- [SELECTION]:

BRIEF DESCRIPTION OF THE DRAWINGS

FIG. 1 illustrates a block diagram of an example device for a mixed media communication from multimodal sensors in accordance with embodiments of the present technology.

FIG. 2 illustrates a block diagram of an example device for a mixed media communication from multimodal sensors in accordance with embodiments of the present technology.

FIG. 3A illustrates a block diagram of an example environment for a mixed media communication from multimodal sensors in accordance with embodiments of the present technology.

FIG. 3B illustrates a block diagram of an example device for a mixed media communication from multimodal sensors in accordance with embodiments of the present technology.

FIG. 4 illustrates a flowchart of an example method for a mixed media communication from multimodal sensors in accordance with embodiments of the present technology.

FIG. 5 illustrates a flowchart of an example method for a mixed media communication from multimodal sensors in accordance with embodiments of the present technology.

The drawings referred to in this description should be understood as not being drawn to scale except if specifically noted.

DESCRIPTION OF EMBODIMENTS

Reference will now be made in detail to embodiments of the present technology, examples of which are illustrated in the accompanying drawings. While the technology will be described in conjunction with various embodiment(s), it will be understood that they are not intended to limit the present technology to these embodiments. On the contrary, the present technology is intended to cover alternatives, modifications and equivalents, which may be included within the spirit and scope of the various embodiments as defined by the appended claims.

Furthermore, in the following description of embodiments, numerous specific details are set forth in order to provide a thorough understanding of the present technology. However, the present technology may be practiced without these specific details. In other instances, well known methods, procedures, components, and circuits have not been described in detail as not to unnecessarily obscure aspects of the present embodiments.

Unless specifically stated otherwise as apparent from the following discussions, it is appreciated that throughout the present description of embodiments, discussions utilizing terms such as “capturing,” “receiving,” “sending,” “creating,” “filtering,” “swapping,” “communicating,” “displaying,” or the like, refer to the actions and processes of a computer system, or similar electronic computing device. The computer system or similar electronic computing device, such as a telephone, smartphone, or handheld mobile device, manipulates and transforms data represented as physical (electronic) quantities within the computer system's registers and memories into other data similarly represented as physical quantities within the computer system memories or registers or other such information storage, transmission, or display devices. Embodiments of the present technology are also well suited to the use of other computer systems such as, for example, optical and mechanical computers.

Overview of a Mixed Media Communication from Multimodal Sensors

Embodiments of the present technology are for a mixed media communication from multimodal sensors. The communication may be between two devices such as a cell phones, smart phones, computers, laptops, televisions, hand held electronic devices, etc. The devices are capable of capturing or generating images, video, audio, text, animations, and other effects, or combinations thereof, as well as displaying or playing images, video, audio, text, animations, and other effects. The combination of images, video, audio, text, animations, and other effects may be described as mixed media. The devices may have multimodal sensors such as an image capturing device, camera, microphone, light sensor, etc. In one embodiment, the communication occurs over a network such as a cellular network, a wifi network, or other network used for communication.

- [WORK TO DO]: Extend the patent description of mixed media communication from multimodal sensors above, starting right after its final sentence.

- [INFORMATION PROVIDED]:

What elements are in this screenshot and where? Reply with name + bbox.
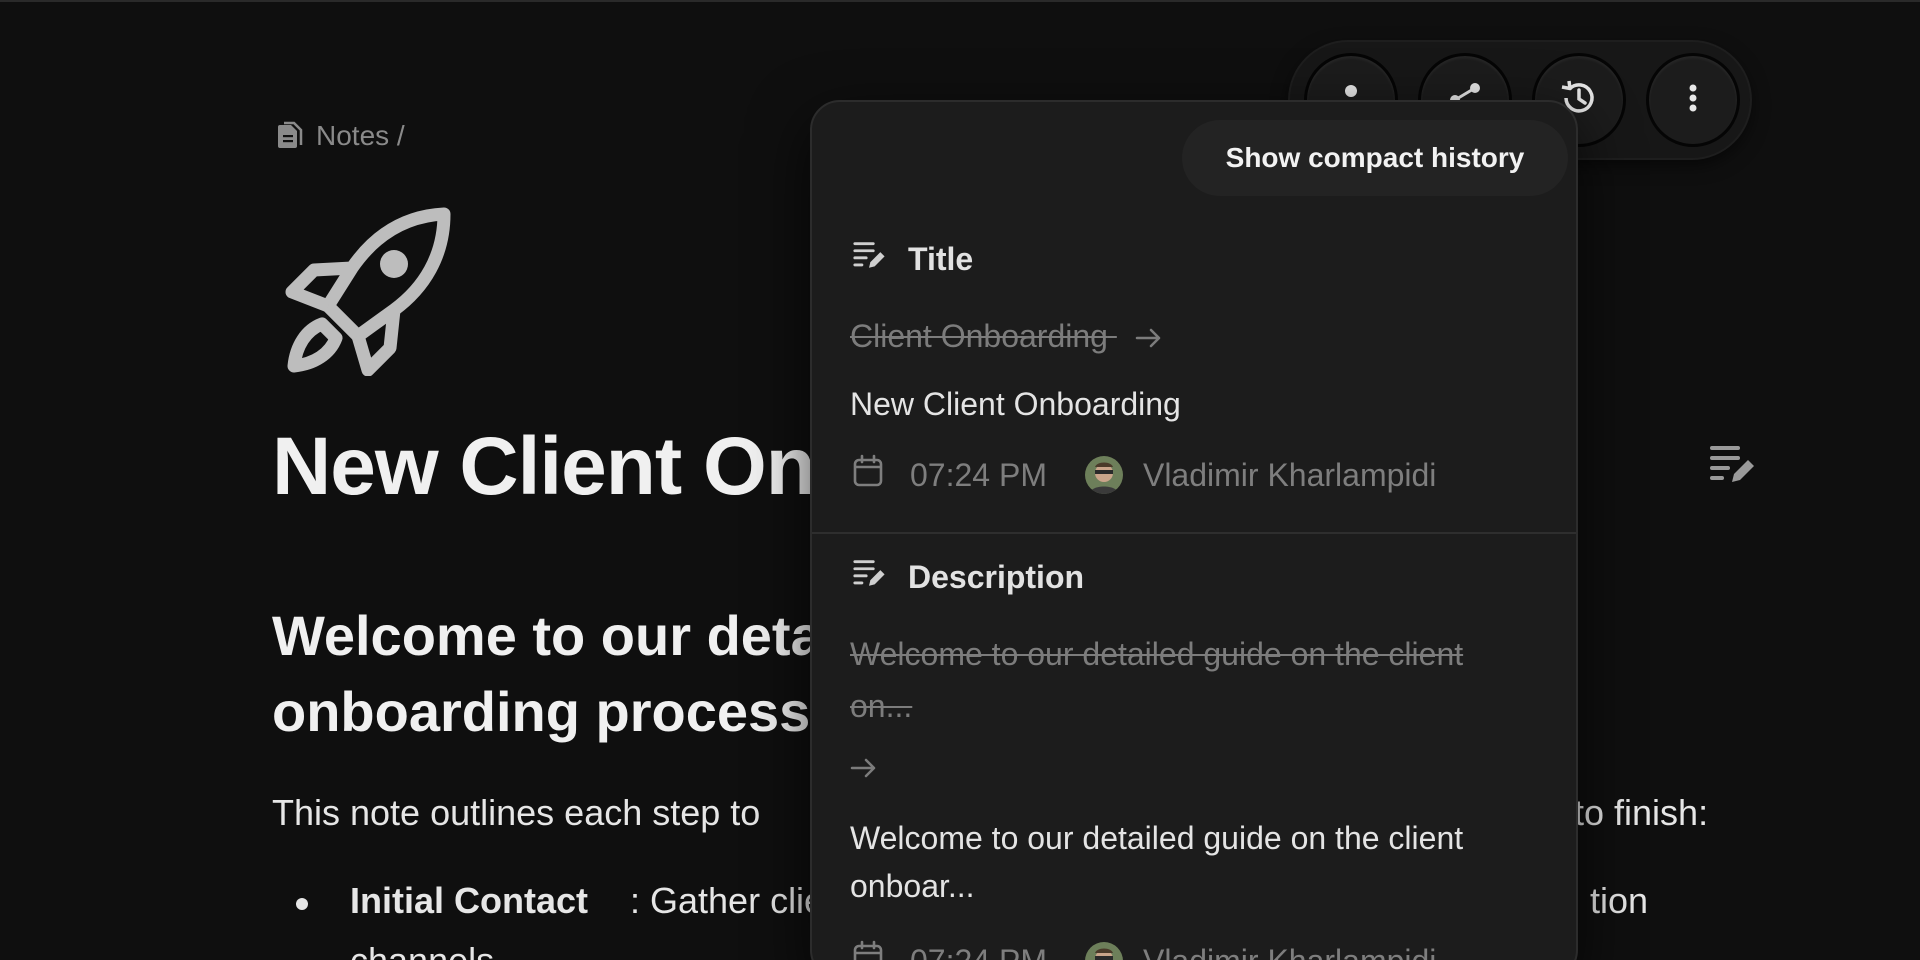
history-section-title-header: Title — [852, 238, 973, 280]
notes-icon — [274, 120, 306, 152]
rocket-icon[interactable] — [284, 206, 454, 377]
bullet-bold-text: Initial Contact — [350, 880, 589, 921]
old-description-value: Welcome to our detailed guide on the cli… — [850, 628, 1463, 732]
history-section-label: Title — [908, 240, 974, 277]
arrow-right-icon — [850, 756, 878, 785]
window-top-border — [0, 0, 1920, 2]
new-title-value: New Client Onboarding — [850, 386, 1181, 422]
calendar-icon — [852, 940, 884, 960]
breadcrumb[interactable]: Notes / — [274, 120, 405, 152]
history-time: 07:24 PM — [910, 943, 1047, 960]
paragraph-text: This note outlines each step to — [272, 792, 761, 833]
paragraph-tail: to finish: — [1574, 792, 1709, 833]
bullet-dot — [296, 898, 308, 910]
arrow-right-icon — [1135, 313, 1163, 365]
history-section-label: Description — [908, 558, 1085, 595]
calendar-icon — [852, 454, 884, 496]
breadcrumb-label[interactable]: Notes / — [316, 120, 405, 152]
new-description-line-2: onboar... — [850, 868, 975, 904]
bullet-tail: tion — [1590, 880, 1649, 921]
old-description-line-2: on... — [850, 688, 913, 724]
avatar[interactable] — [1084, 942, 1123, 960]
section-divider — [812, 532, 1576, 534]
avatar[interactable] — [1084, 456, 1123, 494]
more-vertical-icon — [1673, 78, 1713, 123]
history-meta: 07:24 PM Vladimir Kharlampidi — [852, 454, 1436, 496]
history-author[interactable]: Vladimir Kharlampidi — [1143, 457, 1436, 494]
history-section-description-header: Description — [852, 556, 1084, 598]
old-title-value: Client Onboarding — [850, 310, 1163, 365]
old-description-line-1: Welcome to our detailed guide on the cli… — [850, 636, 1464, 672]
more-options-button[interactable] — [1646, 53, 1740, 147]
new-description-line-1: Welcome to our detailed guide on the cli… — [850, 820, 1464, 856]
show-compact-history-button[interactable]: Show compact history — [1182, 120, 1568, 196]
edit-text-icon — [852, 556, 886, 598]
history-time: 07:24 PM — [910, 456, 1047, 493]
edit-text-icon — [852, 238, 886, 280]
history-panel: Show compact history Title Client Onboar… — [810, 100, 1578, 960]
history-author[interactable]: Vladimir Kharlampidi — [1143, 943, 1436, 960]
new-description-value: Welcome to our detailed guide on the cli… — [850, 814, 1550, 910]
edit-text-icon[interactable] — [1708, 440, 1756, 488]
bullet-continuation: channels — [350, 940, 494, 960]
old-value-text: Client Onboarding — [850, 318, 1108, 354]
history-meta: 07:24 PM Vladimir Kharlampidi — [852, 940, 1436, 960]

- [IN RESPONSE]:
The communication makes use of a combination of media available to a device. In one embodiment, the communication is a mixed media communication that comprises an image and a video and audio stream. The video and audio stream may or may not be related to the image. For example, a user of the device may take a picture of an object using a first camera associated with the device and a video and audio stream using a second camera and a microphone associated with the device. The image with the video and audio stream are simultaneously sent from the device that generated the mixed media to a second device. The second device then has a display that is capable of simultaneously displaying the image and the video stream as well as speaks for playing the audio. The display of the second device may automatically display the image and video stream upon receiving them.

In one embodiment, the device generating the mixed media also displays the image and video stream so that the user may be able to see what they are sending. In one embodiment, the image is related to the video stream. For example, a user may employ the device to capture an image and then employ the device to capture a video that features the user offering an explanation regarding the image. In one embodiment, the video and audio are captured and streamed in real time to the second device. In one embodiment, the video and/or audio stream is streamed to the second device and during the streaming the user employs the second camera to capture and image and send the image to the second device during the streaming. Such a process may be repeated multiple times so that a plurality of images are captured by the second camera during the video stream of the first camera and the plurality of images are sent to the second device during the stream from the first camera.

In one embodiment, the mixed media content may also be simultaneously sent to a plurality of other devices. In one embodiment, the mixed media content comprises two video streams, one from a first camera from the first device and one from a second camera of the first device with one corresponding audio streams.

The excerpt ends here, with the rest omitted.